> **Problem statement**
Locate the line with "Output the underlying" in the material. Copy that line and each one after it, through the last, exactly and with nothing else.

(Data listing)
________________________
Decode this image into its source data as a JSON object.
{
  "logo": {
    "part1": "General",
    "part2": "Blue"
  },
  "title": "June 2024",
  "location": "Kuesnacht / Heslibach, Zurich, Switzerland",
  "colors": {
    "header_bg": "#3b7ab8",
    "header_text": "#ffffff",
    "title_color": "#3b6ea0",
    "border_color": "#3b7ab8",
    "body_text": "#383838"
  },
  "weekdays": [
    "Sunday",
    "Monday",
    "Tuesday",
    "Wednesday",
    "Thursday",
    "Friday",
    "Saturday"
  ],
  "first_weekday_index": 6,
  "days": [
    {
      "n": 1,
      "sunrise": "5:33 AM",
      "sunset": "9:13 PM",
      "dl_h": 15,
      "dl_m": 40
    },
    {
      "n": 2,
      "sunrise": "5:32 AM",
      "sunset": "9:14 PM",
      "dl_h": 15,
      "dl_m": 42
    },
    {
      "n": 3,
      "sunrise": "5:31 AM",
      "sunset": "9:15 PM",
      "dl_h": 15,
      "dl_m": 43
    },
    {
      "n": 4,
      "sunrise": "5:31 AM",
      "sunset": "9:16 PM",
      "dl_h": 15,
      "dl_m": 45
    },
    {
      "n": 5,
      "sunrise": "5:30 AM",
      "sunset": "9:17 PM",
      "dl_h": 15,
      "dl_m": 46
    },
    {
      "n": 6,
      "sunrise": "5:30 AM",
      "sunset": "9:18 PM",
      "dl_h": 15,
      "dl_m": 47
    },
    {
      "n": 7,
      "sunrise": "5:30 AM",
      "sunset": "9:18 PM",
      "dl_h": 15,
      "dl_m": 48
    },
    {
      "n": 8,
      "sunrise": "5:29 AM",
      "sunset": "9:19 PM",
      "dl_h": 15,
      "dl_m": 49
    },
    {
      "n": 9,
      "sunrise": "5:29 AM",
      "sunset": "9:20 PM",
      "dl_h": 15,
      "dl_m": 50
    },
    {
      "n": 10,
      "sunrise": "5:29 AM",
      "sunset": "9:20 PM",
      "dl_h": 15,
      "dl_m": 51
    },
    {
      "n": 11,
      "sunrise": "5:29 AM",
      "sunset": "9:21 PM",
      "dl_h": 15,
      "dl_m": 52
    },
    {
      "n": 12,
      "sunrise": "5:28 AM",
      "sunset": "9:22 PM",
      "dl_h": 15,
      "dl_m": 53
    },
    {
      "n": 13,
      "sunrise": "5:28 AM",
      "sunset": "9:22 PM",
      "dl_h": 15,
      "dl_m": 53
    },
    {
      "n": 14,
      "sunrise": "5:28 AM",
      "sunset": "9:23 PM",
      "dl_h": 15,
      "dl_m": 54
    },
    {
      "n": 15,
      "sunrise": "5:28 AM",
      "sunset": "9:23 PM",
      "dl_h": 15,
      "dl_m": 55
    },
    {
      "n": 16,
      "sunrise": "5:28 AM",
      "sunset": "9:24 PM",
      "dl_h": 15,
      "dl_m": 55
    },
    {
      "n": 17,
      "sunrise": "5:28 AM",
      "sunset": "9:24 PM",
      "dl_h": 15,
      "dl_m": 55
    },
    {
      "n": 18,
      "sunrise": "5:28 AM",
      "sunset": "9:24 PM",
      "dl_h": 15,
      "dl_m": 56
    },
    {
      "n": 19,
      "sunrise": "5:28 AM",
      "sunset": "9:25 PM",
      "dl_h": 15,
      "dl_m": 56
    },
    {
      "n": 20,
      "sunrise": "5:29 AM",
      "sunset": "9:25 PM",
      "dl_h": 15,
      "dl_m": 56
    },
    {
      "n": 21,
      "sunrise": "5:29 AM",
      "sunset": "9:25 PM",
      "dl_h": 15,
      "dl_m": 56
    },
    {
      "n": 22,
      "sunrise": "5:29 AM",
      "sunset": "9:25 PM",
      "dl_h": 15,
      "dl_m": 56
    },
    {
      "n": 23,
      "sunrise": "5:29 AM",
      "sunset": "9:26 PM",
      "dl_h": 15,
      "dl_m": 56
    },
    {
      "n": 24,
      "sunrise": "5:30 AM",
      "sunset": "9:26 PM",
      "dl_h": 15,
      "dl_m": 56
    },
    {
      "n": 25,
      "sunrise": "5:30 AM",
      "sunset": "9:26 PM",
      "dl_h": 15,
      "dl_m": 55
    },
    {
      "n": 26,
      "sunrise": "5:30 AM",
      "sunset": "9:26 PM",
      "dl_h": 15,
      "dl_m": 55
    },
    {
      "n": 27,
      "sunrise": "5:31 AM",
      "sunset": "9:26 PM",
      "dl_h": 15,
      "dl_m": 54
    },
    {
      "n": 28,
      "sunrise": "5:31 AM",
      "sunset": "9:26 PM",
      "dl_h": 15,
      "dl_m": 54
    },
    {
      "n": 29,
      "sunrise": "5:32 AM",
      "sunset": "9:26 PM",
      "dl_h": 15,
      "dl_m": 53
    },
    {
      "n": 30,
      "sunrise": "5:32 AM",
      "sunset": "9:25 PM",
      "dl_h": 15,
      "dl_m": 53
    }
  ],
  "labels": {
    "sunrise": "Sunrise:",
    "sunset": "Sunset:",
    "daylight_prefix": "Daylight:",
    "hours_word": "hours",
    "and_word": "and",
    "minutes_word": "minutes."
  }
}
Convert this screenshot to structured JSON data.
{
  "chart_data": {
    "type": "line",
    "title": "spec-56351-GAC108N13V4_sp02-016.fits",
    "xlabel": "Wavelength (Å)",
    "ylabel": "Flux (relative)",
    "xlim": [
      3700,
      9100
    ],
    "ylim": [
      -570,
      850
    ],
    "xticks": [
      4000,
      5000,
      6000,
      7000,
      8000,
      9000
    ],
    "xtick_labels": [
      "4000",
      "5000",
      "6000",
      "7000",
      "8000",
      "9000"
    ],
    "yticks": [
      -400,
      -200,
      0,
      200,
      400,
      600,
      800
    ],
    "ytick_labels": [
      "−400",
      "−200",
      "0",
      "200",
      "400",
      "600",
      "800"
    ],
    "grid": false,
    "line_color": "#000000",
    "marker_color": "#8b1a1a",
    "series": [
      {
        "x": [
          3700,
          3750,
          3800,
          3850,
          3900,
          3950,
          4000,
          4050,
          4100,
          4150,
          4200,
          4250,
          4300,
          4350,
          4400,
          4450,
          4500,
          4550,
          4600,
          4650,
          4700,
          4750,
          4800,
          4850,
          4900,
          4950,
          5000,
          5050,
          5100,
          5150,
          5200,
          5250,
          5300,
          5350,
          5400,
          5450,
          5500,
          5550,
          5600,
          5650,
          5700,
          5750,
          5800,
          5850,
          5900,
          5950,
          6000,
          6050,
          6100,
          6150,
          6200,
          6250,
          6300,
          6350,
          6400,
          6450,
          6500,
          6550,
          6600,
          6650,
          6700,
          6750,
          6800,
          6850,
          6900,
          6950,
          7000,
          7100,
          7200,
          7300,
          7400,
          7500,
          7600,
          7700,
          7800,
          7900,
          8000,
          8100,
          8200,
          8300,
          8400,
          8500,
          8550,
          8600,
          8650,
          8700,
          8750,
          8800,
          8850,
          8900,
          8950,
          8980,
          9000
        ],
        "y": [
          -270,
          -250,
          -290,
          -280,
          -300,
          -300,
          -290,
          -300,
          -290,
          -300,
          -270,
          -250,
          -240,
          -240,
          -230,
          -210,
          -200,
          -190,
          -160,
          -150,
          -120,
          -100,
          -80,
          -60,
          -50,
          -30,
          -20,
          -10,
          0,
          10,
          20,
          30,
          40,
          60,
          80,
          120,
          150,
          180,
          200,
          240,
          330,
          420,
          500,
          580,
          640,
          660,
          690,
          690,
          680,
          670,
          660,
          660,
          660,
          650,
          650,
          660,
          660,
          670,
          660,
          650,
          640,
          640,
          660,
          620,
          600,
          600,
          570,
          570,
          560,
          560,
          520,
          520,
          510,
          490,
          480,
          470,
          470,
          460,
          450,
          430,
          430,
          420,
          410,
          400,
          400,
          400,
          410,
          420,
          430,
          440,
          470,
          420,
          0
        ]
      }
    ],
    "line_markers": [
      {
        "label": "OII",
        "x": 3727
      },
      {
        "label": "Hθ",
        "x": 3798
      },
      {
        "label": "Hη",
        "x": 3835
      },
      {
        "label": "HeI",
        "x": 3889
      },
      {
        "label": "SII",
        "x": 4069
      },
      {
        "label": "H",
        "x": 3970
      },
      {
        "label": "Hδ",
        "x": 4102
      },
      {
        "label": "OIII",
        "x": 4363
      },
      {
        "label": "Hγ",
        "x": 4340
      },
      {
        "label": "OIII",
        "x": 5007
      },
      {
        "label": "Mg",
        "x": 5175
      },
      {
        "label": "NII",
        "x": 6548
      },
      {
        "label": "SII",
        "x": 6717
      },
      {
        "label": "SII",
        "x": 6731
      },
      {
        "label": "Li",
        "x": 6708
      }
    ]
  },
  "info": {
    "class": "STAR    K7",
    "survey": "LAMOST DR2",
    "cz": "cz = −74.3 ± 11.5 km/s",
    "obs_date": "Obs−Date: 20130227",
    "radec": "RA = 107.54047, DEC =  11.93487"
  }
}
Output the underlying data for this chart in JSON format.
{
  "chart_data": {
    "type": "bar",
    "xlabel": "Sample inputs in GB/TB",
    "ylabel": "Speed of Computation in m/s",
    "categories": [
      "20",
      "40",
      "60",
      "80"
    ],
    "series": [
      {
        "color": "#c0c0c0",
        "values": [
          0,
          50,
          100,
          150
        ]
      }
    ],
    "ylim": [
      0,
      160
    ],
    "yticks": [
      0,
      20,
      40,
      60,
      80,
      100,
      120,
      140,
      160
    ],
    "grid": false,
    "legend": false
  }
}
________________________
> **Answer to the exercise**
Output the underlying data for this chart in JSON format.
{
  "chart_data": {
    "type": "bar",
    "xlabel": "Sample inputs in GB/TB",
    "ylabel": "Speed of Computation in m/s",
    "categories": [
      "20",
      "40",
      "60",
      "80"
    ],
    "series": [
      {
        "color": "#c0c0c0",
        "values": [
          0,
          50,
          100,
          150
        ]
      }
    ],
    "ylim": [
      0,
      160
    ],
    "yticks": [
      0,
      20,
      40,
      60,
      80,
      100,
      120,
      140,
      160
    ],
    "grid": false,
    "legend": false
  }
}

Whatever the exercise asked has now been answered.